** BEGIN DATASET CONTENT **

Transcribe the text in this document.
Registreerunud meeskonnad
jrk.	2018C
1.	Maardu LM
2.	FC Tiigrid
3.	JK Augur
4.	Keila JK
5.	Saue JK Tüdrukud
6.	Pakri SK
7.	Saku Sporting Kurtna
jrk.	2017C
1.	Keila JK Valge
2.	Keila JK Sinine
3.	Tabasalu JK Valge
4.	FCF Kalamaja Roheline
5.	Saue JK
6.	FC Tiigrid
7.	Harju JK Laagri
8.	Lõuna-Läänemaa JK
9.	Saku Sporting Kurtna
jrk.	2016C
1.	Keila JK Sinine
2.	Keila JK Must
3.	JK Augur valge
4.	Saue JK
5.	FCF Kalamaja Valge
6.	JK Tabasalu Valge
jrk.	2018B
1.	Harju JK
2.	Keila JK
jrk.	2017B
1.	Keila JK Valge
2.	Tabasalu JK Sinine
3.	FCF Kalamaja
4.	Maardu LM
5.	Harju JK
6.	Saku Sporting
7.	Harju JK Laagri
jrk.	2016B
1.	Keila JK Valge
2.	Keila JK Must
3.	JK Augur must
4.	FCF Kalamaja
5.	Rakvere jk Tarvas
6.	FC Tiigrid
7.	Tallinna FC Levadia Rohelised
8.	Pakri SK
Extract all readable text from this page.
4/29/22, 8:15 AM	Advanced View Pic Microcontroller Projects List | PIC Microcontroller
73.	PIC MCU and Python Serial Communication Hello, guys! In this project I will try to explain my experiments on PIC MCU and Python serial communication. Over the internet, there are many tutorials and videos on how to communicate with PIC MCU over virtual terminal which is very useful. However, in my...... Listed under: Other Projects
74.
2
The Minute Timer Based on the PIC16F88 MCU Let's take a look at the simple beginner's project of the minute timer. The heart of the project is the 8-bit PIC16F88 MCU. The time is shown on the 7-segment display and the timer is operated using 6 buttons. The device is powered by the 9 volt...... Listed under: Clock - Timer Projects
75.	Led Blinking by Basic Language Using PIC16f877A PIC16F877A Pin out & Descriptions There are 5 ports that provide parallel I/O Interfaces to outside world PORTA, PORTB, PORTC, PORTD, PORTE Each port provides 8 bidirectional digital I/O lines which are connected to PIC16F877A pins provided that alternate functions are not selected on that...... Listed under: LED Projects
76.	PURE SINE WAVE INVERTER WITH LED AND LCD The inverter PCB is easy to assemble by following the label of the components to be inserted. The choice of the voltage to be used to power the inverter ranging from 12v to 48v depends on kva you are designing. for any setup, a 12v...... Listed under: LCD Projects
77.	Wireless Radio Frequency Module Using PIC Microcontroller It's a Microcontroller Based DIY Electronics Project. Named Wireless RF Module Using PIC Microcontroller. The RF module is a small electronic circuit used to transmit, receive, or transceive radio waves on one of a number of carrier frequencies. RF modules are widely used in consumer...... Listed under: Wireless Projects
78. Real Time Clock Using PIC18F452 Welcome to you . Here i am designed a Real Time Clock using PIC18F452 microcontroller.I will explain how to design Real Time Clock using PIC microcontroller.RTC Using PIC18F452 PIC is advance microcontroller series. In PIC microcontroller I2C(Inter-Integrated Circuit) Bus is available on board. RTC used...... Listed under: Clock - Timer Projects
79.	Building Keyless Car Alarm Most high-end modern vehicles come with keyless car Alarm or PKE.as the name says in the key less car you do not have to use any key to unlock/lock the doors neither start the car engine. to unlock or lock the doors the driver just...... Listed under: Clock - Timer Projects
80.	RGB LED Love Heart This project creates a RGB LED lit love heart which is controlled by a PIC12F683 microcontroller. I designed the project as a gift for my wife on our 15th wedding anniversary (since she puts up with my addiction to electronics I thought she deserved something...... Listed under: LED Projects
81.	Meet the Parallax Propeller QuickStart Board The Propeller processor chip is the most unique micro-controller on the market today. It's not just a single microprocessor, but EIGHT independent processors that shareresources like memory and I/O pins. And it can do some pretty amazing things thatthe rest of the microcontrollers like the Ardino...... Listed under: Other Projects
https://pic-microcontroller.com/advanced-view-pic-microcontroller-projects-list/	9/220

** END DATASET CONTENT **

STATED TASK
Every line that holds the string "Sporting" should be returned.

FULL ANSWER
7.	Saku Sporting Kurtna
9.	Saku Sporting Kurtna
6.	Saku Sporting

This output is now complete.